WHAT YOU HAVE TO DO: Copy the records below exactly as they are written.
■ ■ ■
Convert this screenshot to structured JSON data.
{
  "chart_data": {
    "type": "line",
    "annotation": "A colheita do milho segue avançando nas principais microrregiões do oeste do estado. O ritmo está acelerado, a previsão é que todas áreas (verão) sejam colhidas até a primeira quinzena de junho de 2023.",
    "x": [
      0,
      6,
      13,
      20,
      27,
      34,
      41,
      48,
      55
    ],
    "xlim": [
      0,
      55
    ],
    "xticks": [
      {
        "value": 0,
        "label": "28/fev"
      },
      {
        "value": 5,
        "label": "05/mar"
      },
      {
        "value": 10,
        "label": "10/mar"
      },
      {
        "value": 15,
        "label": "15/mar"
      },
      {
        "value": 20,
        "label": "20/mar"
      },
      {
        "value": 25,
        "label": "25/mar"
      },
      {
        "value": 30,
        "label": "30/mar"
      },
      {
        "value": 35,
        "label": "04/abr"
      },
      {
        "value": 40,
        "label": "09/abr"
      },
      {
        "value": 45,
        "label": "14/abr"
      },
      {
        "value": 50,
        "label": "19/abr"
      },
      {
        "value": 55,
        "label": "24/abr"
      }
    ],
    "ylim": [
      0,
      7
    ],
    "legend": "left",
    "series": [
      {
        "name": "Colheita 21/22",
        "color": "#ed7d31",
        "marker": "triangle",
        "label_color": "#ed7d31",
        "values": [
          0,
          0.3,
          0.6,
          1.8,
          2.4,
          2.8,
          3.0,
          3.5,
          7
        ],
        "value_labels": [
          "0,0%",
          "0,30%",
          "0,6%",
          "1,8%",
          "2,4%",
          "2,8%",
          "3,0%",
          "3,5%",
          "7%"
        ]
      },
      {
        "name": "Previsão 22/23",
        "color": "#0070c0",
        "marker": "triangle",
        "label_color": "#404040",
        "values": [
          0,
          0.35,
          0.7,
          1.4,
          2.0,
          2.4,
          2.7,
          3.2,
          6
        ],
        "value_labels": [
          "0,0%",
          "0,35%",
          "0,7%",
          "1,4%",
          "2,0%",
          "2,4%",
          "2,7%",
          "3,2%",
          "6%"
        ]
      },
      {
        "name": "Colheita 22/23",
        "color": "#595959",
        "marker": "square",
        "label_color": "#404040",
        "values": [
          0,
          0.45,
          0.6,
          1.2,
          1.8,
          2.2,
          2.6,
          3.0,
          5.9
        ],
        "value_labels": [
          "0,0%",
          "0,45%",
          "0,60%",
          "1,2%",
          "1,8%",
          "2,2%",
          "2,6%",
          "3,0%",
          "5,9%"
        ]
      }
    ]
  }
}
■ ■ ■
CORRECT OUTPUT:
Convert this screenshot to structured JSON data.
{
  "chart_data": {
    "type": "line",
    "annotation": "A colheita do milho segue avançando nas principais microrregiões do oeste do estado. O ritmo está acelerado, a previsão é que todas áreas (verão) sejam colhidas até a primeira quinzena de junho de 2023.",
    "x": [
      0,
      6,
      13,
      20,
      27,
      34,
      41,
      48,
      55
    ],
    "xlim": [
      0,
      55
    ],
    "xticks": [
      {
        "value": 0,
        "label": "28/fev"
      },
      {
        "value": 5,
        "label": "05/mar"
      },
      {
        "value": 10,
        "label": "10/mar"
      },
      {
        "value": 15,
        "label": "15/mar"
      },
      {
        "value": 20,
        "label": "20/mar"
      },
      {
        "value": 25,
        "label": "25/mar"
      },
      {
        "value": 30,
        "label": "30/mar"
      },
      {
        "value": 35,
        "label": "04/abr"
      },
      {
        "value": 40,
        "label": "09/abr"
      },
      {
        "value": 45,
        "label": "14/abr"
      },
      {
        "value": 50,
        "label": "19/abr"
      },
      {
        "value": 55,
        "label": "24/abr"
      }
    ],
    "ylim": [
      0,
      7
    ],
    "legend": "left",
    "series": [
      {
        "name": "Colheita 21/22",
        "color": "#ed7d31",
        "marker": "triangle",
        "label_color": "#ed7d31",
        "values": [
          0,
          0.3,
          0.6,
          1.8,
          2.4,
          2.8,
          3.0,
          3.5,
          7
        ],
        "value_labels": [
          "0,0%",
          "0,30%",
          "0,6%",
          "1,8%",
          "2,4%",
          "2,8%",
          "3,0%",
          "3,5%",
          "7%"
        ]
      },
      {
        "name": "Previsão 22/23",
        "color": "#0070c0",
        "marker": "triangle",
        "label_color": "#404040",
        "values": [
          0,
          0.35,
          0.7,
          1.4,
          2.0,
          2.4,
          2.7,
          3.2,
          6
        ],
        "value_labels": [
          "0,0%",
          "0,35%",
          "0,7%",
          "1,4%",
          "2,0%",
          "2,4%",
          "2,7%",
          "3,2%",
          "6%"
        ]
      },
      {
        "name": "Colheita 22/23",
        "color": "#595959",
        "marker": "square",
        "label_color": "#404040",
        "values": [
          0,
          0.45,
          0.6,
          1.2,
          1.8,
          2.2,
          2.6,
          3.0,
          5.9
        ],
        "value_labels": [
          "0,0%",
          "0,45%",
          "0,60%",
          "1,2%",
          "1,8%",
          "2,2%",
          "2,6%",
          "3,0%",
          "5,9%"
        ]
      }
    ]
  }
}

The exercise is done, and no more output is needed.